(Required work): Omit every picture and return the rest of the data unaltered.

(Provided entries):
=-=-=-=-=

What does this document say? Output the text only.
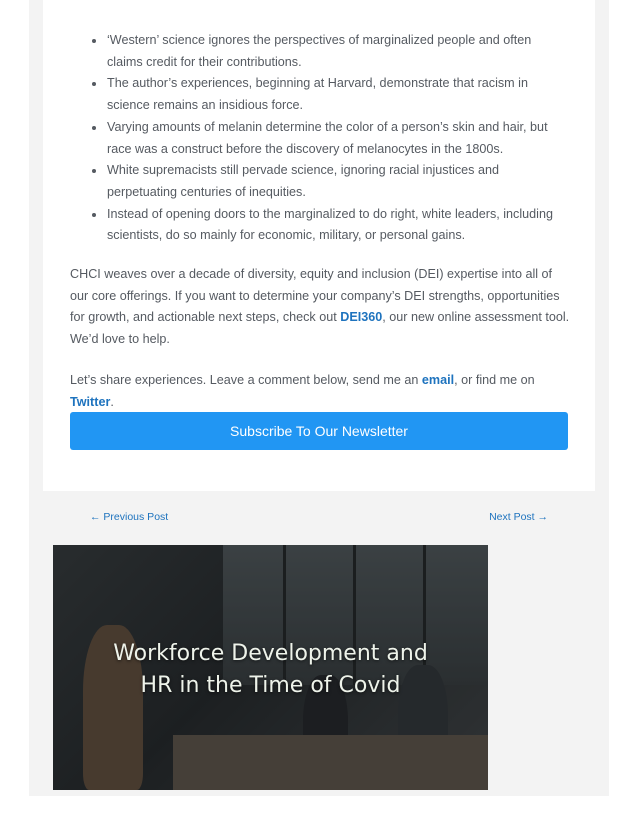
‘Western’ science ignores the perspectives of marginalized people and often claims credit for their contributions.
The author’s experiences, beginning at Harvard, demonstrate that racism in science remains an insidious force.
Varying amounts of melanin determine the color of a person’s skin and hair, but race was a construct before the discovery of melanocytes in the 1800s.
White supremacists still pervade science, ignoring racial injustices and perpetuating centuries of inequities.
Instead of opening doors to the marginalized to do right, white leaders, including scientists, do so mainly for economic, military, or personal gains.

CHCI weaves over a decade of diversity, equity and inclusion (DEI) expertise into all of our core offerings. If you want to determine your company’s DEI strengths, opportunities for growth, and actionable next steps, check out DEI360, our new online assessment tool. We’d love to help.

Let’s share experiences. Leave a comment below, send me an email, or find me on Twitter.

Subscribe To Our Newsletter
← Previous Post	Next Post →

Workforce Development and
HR in the Time of Covid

=-=-=-=-=

(Completed task):
What does this document say? Output the text only.
‘Western’ science ignores the perspectives of marginalized people and often claims credit for their contributions.
The author’s experiences, beginning at Harvard, demonstrate that racism in science remains an insidious force.
Varying amounts of melanin determine the color of a person’s skin and hair, but race was a construct before the discovery of melanocytes in the 1800s.
White supremacists still pervade science, ignoring racial injustices and perpetuating centuries of inequities.
Instead of opening doors to the marginalized to do right, white leaders, including scientists, do so mainly for economic, military, or personal gains.

CHCI weaves over a decade of diversity, equity and inclusion (DEI) expertise into all of our core offerings. If you want to determine your company’s DEI strengths, opportunities for growth, and actionable next steps, check out DEI360, our new online assessment tool. We’d love to help.

Let’s share experiences. Leave a comment below, send me an email, or find me on Twitter.

Subscribe To Our Newsletter
← Previous Post	Next Post →

Workforce Development and
HR in the Time of Covid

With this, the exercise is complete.